Records from a dataset:
☆ ☆ ☆ ☆
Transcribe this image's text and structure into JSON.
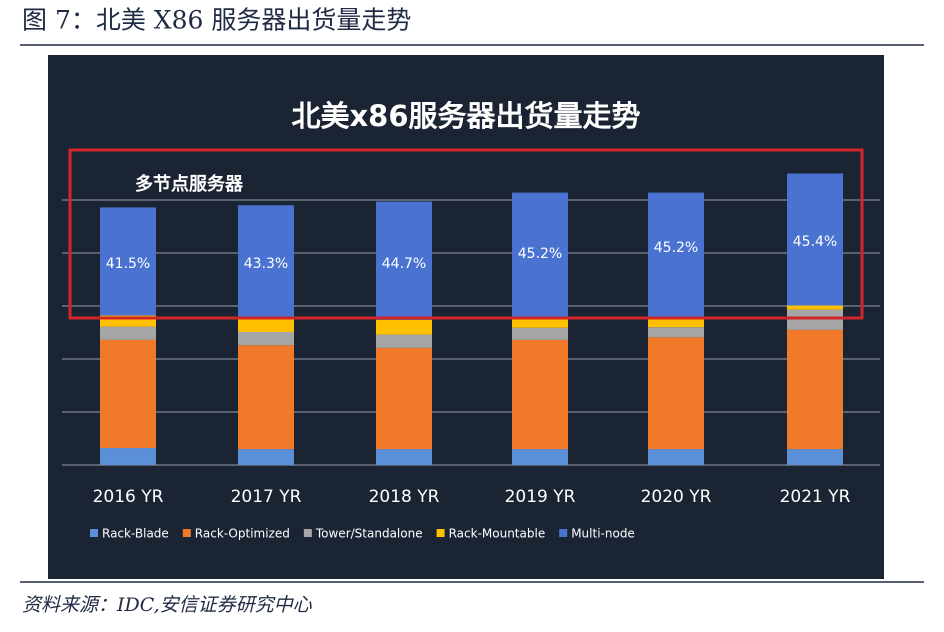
{
  "header": {
    "title": "图 7：北美 X86 服务器出货量走势"
  },
  "chart_data": {
    "type": "bar",
    "stacked": true,
    "title": "北美x86服务器出货量走势",
    "annotation": "多节点服务器",
    "share_labels": [
      "41.5%",
      "43.3%",
      "44.7%",
      "45.2%",
      "45.2%",
      "45.4%"
    ],
    "categories": [
      "2016 YR",
      "2017 YR",
      "2018 YR",
      "2019 YR",
      "2020 YR",
      "2021 YR"
    ],
    "series": [
      {
        "name": "Rack-Blade",
        "color": "#5b8fd8",
        "values": [
          3.2,
          3.0,
          3.0,
          3.0,
          3.0,
          3.0
        ]
      },
      {
        "name": "Rack-Optimized",
        "color": "#f07a2a",
        "values": [
          20.4,
          19.6,
          19.1,
          20.6,
          21.1,
          22.5
        ]
      },
      {
        "name": "Tower/Standalone",
        "color": "#a6a6a6",
        "values": [
          2.5,
          2.5,
          2.5,
          2.3,
          1.9,
          3.8
        ]
      },
      {
        "name": "Rack-Mountable",
        "color": "#ffc000",
        "values": [
          2.1,
          2.6,
          2.8,
          1.9,
          1.9,
          0.8
        ]
      },
      {
        "name": "Multi-node",
        "color": "#4a72d0",
        "values": [
          20.4,
          21.3,
          22.3,
          23.6,
          23.5,
          24.9
        ]
      }
    ],
    "ylim": [
      0,
      60
    ],
    "yticks": [
      0,
      10,
      20,
      30,
      40,
      50
    ],
    "grid": true
  },
  "footer": {
    "source": "资料来源：IDC,安信证券研究中心"
  }
}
☆ ☆ ☆ ☆
* **SHORT PROBLEM**: Gather, from the listing above, every line carrying the word "title".

* **THE ANSWER**:
    "title": "图 7：北美 X86 服务器出货量走势"
    "title": "北美x86服务器出货量走势",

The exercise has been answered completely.